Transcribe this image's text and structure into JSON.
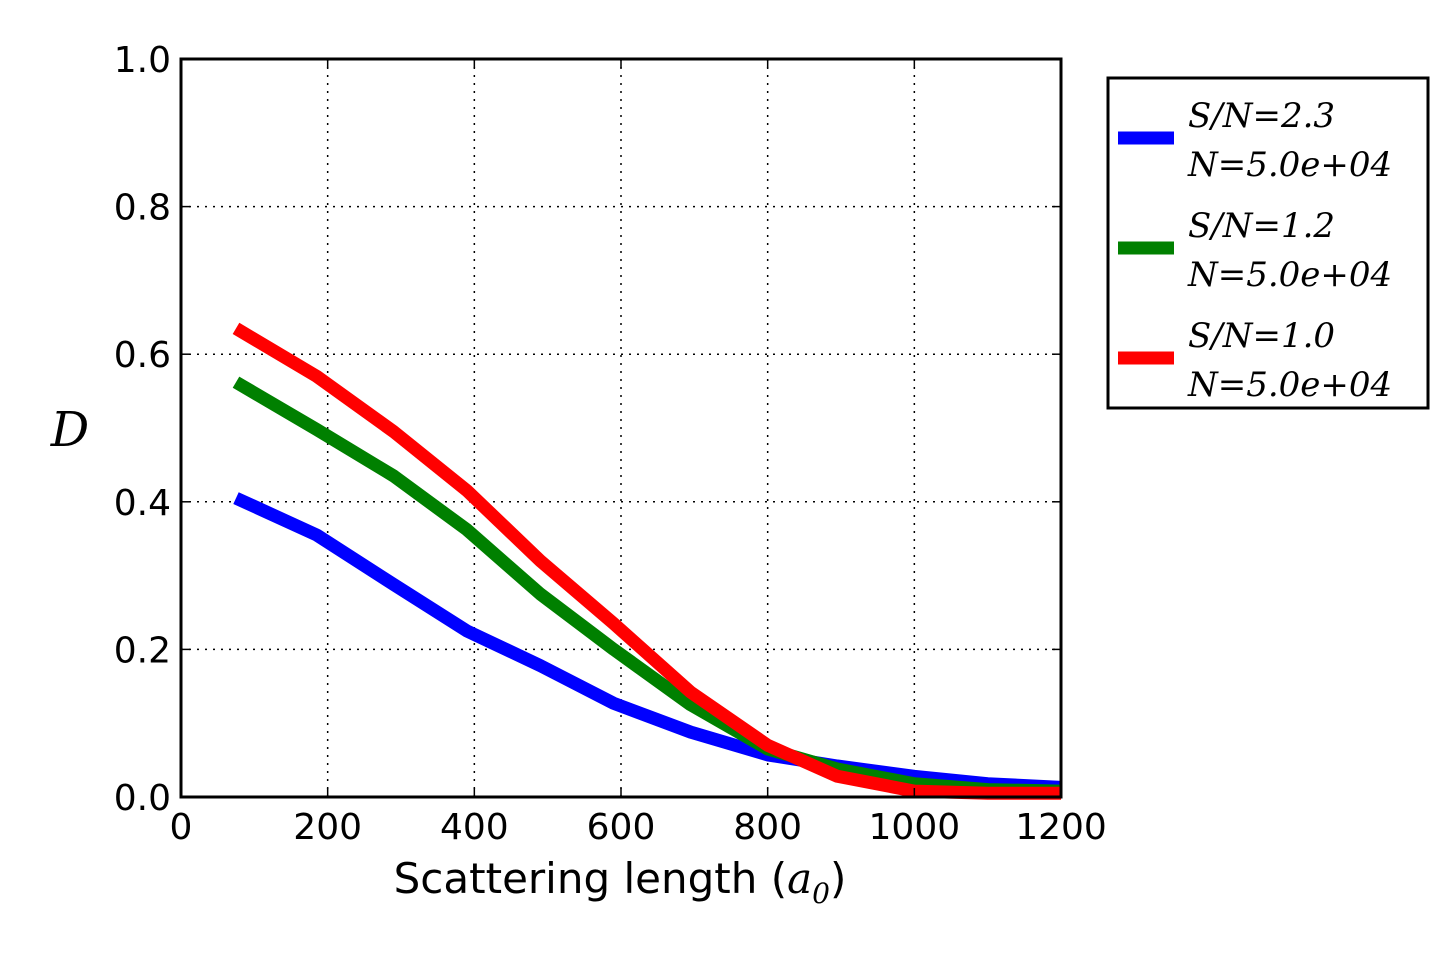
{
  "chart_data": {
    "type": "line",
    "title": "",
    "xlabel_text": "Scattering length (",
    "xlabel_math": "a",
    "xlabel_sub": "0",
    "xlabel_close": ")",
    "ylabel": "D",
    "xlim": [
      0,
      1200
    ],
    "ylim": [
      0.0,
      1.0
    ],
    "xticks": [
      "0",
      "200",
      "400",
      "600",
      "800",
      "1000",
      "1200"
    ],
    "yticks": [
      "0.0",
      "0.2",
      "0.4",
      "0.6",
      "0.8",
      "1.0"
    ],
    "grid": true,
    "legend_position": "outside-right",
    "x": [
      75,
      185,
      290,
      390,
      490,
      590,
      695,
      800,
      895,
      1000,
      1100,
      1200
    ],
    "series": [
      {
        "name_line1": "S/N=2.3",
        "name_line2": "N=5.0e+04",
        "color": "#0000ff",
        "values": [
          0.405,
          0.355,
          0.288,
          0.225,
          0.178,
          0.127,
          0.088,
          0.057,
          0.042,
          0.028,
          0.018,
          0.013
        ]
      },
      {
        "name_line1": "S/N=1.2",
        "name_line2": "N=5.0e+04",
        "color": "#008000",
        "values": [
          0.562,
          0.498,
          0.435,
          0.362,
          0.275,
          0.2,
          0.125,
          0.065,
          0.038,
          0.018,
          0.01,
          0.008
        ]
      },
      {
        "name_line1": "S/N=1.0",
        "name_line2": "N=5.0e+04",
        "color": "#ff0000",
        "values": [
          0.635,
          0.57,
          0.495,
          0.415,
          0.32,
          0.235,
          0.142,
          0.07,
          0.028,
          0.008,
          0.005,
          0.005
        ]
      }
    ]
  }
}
● ● ● ● ● ● ●
- Directive
Every record above should be transcribed exactly; the pictures stay out of the copy.

- Full answer
Transcribe this image's text and structure into JSON.
{
  "chart_data": {
    "type": "line",
    "title": "",
    "xlabel_text": "Scattering length (",
    "xlabel_math": "a",
    "xlabel_sub": "0",
    "xlabel_close": ")",
    "ylabel": "D",
    "xlim": [
      0,
      1200
    ],
    "ylim": [
      0.0,
      1.0
    ],
    "xticks": [
      "0",
      "200",
      "400",
      "600",
      "800",
      "1000",
      "1200"
    ],
    "yticks": [
      "0.0",
      "0.2",
      "0.4",
      "0.6",
      "0.8",
      "1.0"
    ],
    "grid": true,
    "legend_position": "outside-right",
    "x": [
      75,
      185,
      290,
      390,
      490,
      590,
      695,
      800,
      895,
      1000,
      1100,
      1200
    ],
    "series": [
      {
        "name_line1": "S/N=2.3",
        "name_line2": "N=5.0e+04",
        "color": "#0000ff",
        "values": [
          0.405,
          0.355,
          0.288,
          0.225,
          0.178,
          0.127,
          0.088,
          0.057,
          0.042,
          0.028,
          0.018,
          0.013
        ]
      },
      {
        "name_line1": "S/N=1.2",
        "name_line2": "N=5.0e+04",
        "color": "#008000",
        "values": [
          0.562,
          0.498,
          0.435,
          0.362,
          0.275,
          0.2,
          0.125,
          0.065,
          0.038,
          0.018,
          0.01,
          0.008
        ]
      },
      {
        "name_line1": "S/N=1.0",
        "name_line2": "N=5.0e+04",
        "color": "#ff0000",
        "values": [
          0.635,
          0.57,
          0.495,
          0.415,
          0.32,
          0.235,
          0.142,
          0.07,
          0.028,
          0.008,
          0.005,
          0.005
        ]
      }
    ]
  }
}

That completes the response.